# start of Supplied information

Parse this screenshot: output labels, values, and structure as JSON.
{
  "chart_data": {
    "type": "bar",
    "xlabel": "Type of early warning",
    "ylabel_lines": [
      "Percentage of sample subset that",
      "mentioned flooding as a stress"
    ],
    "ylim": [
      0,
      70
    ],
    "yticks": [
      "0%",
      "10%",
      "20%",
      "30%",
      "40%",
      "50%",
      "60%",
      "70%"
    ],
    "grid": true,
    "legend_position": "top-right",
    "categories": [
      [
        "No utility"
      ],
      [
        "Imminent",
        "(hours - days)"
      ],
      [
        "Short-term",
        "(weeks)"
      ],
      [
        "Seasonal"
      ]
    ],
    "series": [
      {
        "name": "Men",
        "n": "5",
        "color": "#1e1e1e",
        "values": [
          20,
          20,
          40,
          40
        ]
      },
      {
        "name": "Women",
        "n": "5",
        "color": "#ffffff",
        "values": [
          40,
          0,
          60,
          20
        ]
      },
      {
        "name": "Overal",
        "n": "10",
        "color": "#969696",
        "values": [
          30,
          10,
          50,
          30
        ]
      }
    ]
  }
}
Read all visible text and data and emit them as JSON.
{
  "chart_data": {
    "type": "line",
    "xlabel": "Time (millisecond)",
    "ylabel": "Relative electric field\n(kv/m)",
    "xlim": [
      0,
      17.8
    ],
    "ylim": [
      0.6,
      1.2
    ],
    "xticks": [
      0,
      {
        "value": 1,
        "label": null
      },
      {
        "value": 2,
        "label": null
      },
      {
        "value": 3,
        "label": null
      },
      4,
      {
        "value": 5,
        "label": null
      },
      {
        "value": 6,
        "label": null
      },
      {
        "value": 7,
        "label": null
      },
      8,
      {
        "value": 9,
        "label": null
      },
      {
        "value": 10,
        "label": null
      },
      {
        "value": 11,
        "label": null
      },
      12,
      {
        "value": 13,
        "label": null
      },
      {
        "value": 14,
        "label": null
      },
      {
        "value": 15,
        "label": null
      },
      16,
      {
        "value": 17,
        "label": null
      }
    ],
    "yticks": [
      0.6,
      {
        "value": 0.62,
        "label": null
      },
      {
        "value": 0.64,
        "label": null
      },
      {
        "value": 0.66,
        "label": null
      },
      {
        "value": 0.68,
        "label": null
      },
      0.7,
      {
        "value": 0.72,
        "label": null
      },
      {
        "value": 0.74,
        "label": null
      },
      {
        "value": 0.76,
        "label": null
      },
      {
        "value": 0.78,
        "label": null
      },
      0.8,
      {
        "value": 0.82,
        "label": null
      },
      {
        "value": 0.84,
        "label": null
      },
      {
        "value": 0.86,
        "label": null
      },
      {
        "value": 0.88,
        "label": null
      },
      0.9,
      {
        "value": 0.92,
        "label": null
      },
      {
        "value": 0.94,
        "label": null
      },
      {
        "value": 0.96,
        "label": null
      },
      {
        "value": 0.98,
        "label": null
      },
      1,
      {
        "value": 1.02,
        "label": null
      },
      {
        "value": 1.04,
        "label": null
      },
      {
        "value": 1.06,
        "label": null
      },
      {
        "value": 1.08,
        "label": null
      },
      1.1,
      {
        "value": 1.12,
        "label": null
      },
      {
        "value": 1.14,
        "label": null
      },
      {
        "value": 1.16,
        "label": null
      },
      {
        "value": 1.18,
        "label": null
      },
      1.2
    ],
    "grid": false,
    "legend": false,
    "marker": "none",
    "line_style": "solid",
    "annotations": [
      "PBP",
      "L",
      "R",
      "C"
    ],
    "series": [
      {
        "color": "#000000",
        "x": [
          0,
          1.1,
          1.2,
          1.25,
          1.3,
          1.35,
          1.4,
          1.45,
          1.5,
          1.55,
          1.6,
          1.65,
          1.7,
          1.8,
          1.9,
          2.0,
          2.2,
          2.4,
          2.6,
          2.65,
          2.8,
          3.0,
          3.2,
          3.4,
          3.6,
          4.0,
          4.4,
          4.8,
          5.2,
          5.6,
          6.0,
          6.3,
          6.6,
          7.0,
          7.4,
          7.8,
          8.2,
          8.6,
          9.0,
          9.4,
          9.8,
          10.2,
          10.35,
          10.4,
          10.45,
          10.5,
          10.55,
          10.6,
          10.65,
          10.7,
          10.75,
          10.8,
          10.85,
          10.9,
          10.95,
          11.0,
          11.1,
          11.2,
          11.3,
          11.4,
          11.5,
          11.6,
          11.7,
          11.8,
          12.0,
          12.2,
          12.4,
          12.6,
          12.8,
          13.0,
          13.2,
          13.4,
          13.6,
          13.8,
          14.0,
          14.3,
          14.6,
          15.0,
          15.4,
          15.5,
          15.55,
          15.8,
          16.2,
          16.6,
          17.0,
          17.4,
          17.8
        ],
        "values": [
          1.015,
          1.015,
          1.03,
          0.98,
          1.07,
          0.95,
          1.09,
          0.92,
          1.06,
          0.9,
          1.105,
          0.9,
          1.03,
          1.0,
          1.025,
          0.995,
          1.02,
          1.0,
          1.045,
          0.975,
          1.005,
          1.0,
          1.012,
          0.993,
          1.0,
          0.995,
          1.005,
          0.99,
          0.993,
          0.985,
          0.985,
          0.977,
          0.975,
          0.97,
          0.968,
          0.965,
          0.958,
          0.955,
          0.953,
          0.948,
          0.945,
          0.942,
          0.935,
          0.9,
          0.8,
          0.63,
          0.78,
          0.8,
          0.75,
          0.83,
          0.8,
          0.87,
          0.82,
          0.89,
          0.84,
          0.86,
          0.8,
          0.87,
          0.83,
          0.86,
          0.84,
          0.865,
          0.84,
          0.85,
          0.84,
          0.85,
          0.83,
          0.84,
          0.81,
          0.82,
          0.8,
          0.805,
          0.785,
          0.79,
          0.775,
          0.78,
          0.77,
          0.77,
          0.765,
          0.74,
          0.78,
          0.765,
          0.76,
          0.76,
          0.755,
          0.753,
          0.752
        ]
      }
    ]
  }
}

# end of Supplied information

■ **What you have to do**:
Write out the records shown above, exactly as they appear.

■ **Answer to the exercise**:
Parse this screenshot: output labels, values, and structure as JSON.
{
  "chart_data": {
    "type": "bar",
    "xlabel": "Type of early warning",
    "ylabel_lines": [
      "Percentage of sample subset that",
      "mentioned flooding as a stress"
    ],
    "ylim": [
      0,
      70
    ],
    "yticks": [
      "0%",
      "10%",
      "20%",
      "30%",
      "40%",
      "50%",
      "60%",
      "70%"
    ],
    "grid": true,
    "legend_position": "top-right",
    "categories": [
      [
        "No utility"
      ],
      [
        "Imminent",
        "(hours - days)"
      ],
      [
        "Short-term",
        "(weeks)"
      ],
      [
        "Seasonal"
      ]
    ],
    "series": [
      {
        "name": "Men",
        "n": "5",
        "color": "#1e1e1e",
        "values": [
          20,
          20,
          40,
          40
        ]
      },
      {
        "name": "Women",
        "n": "5",
        "color": "#ffffff",
        "values": [
          40,
          0,
          60,
          20
        ]
      },
      {
        "name": "Overal",
        "n": "10",
        "color": "#969696",
        "values": [
          30,
          10,
          50,
          30
        ]
      }
    ]
  }
}
Read all visible text and data and emit them as JSON.
{
  "chart_data": {
    "type": "line",
    "xlabel": "Time (millisecond)",
    "ylabel": "Relative electric field\n(kv/m)",
    "xlim": [
      0,
      17.8
    ],
    "ylim": [
      0.6,
      1.2
    ],
    "xticks": [
      0,
      {
        "value": 1,
        "label": null
      },
      {
        "value": 2,
        "label": null
      },
      {
        "value": 3,
        "label": null
      },
      4,
      {
        "value": 5,
        "label": null
      },
      {
        "value": 6,
        "label": null
      },
      {
        "value": 7,
        "label": null
      },
      8,
      {
        "value": 9,
        "label": null
      },
      {
        "value": 10,
        "label": null
      },
      {
        "value": 11,
        "label": null
      },
      12,
      {
        "value": 13,
        "label": null
      },
      {
        "value": 14,
        "label": null
      },
      {
        "value": 15,
        "label": null
      },
      16,
      {
        "value": 17,
        "label": null
      }
    ],
    "yticks": [
      0.6,
      {
        "value": 0.62,
        "label": null
      },
      {
        "value": 0.64,
        "label": null
      },
      {
        "value": 0.66,
        "label": null
      },
      {
        "value": 0.68,
        "label": null
      },
      0.7,
      {
        "value": 0.72,
        "label": null
      },
      {
        "value": 0.74,
        "label": null
      },
      {
        "value": 0.76,
        "label": null
      },
      {
        "value": 0.78,
        "label": null
      },
      0.8,
      {
        "value": 0.82,
        "label": null
      },
      {
        "value": 0.84,
        "label": null
      },
      {
        "value": 0.86,
        "label": null
      },
      {
        "value": 0.88,
        "label": null
      },
      0.9,
      {
        "value": 0.92,
        "label": null
      },
      {
        "value": 0.94,
        "label": null
      },
      {
        "value": 0.96,
        "label": null
      },
      {
        "value": 0.98,
        "label": null
      },
      1,
      {
        "value": 1.02,
        "label": null
      },
      {
        "value": 1.04,
        "label": null
      },
      {
        "value": 1.06,
        "label": null
      },
      {
        "value": 1.08,
        "label": null
      },
      1.1,
      {
        "value": 1.12,
        "label": null
      },
      {
        "value": 1.14,
        "label": null
      },
      {
        "value": 1.16,
        "label": null
      },
      {
        "value": 1.18,
        "label": null
      },
      1.2
    ],
    "grid": false,
    "legend": false,
    "marker": "none",
    "line_style": "solid",
    "annotations": [
      "PBP",
      "L",
      "R",
      "C"
    ],
    "series": [
      {
        "color": "#000000",
        "x": [
          0,
          1.1,
          1.2,
          1.25,
          1.3,
          1.35,
          1.4,
          1.45,
          1.5,
          1.55,
          1.6,
          1.65,
          1.7,
          1.8,
          1.9,
          2.0,
          2.2,
          2.4,
          2.6,
          2.65,
          2.8,
          3.0,
          3.2,
          3.4,
          3.6,
          4.0,
          4.4,
          4.8,
          5.2,
          5.6,
          6.0,
          6.3,
          6.6,
          7.0,
          7.4,
          7.8,
          8.2,
          8.6,
          9.0,
          9.4,
          9.8,
          10.2,
          10.35,
          10.4,
          10.45,
          10.5,
          10.55,
          10.6,
          10.65,
          10.7,
          10.75,
          10.8,
          10.85,
          10.9,
          10.95,
          11.0,
          11.1,
          11.2,
          11.3,
          11.4,
          11.5,
          11.6,
          11.7,
          11.8,
          12.0,
          12.2,
          12.4,
          12.6,
          12.8,
          13.0,
          13.2,
          13.4,
          13.6,
          13.8,
          14.0,
          14.3,
          14.6,
          15.0,
          15.4,
          15.5,
          15.55,
          15.8,
          16.2,
          16.6,
          17.0,
          17.4,
          17.8
        ],
        "values": [
          1.015,
          1.015,
          1.03,
          0.98,
          1.07,
          0.95,
          1.09,
          0.92,
          1.06,
          0.9,
          1.105,
          0.9,
          1.03,
          1.0,
          1.025,
          0.995,
          1.02,
          1.0,
          1.045,
          0.975,
          1.005,
          1.0,
          1.012,
          0.993,
          1.0,
          0.995,
          1.005,
          0.99,
          0.993,
          0.985,
          0.985,
          0.977,
          0.975,
          0.97,
          0.968,
          0.965,
          0.958,
          0.955,
          0.953,
          0.948,
          0.945,
          0.942,
          0.935,
          0.9,
          0.8,
          0.63,
          0.78,
          0.8,
          0.75,
          0.83,
          0.8,
          0.87,
          0.82,
          0.89,
          0.84,
          0.86,
          0.8,
          0.87,
          0.83,
          0.86,
          0.84,
          0.865,
          0.84,
          0.85,
          0.84,
          0.85,
          0.83,
          0.84,
          0.81,
          0.82,
          0.8,
          0.805,
          0.785,
          0.79,
          0.775,
          0.78,
          0.77,
          0.77,
          0.765,
          0.74,
          0.78,
          0.765,
          0.76,
          0.76,
          0.755,
          0.753,
          0.752
        ]
      }
    ]
  }
}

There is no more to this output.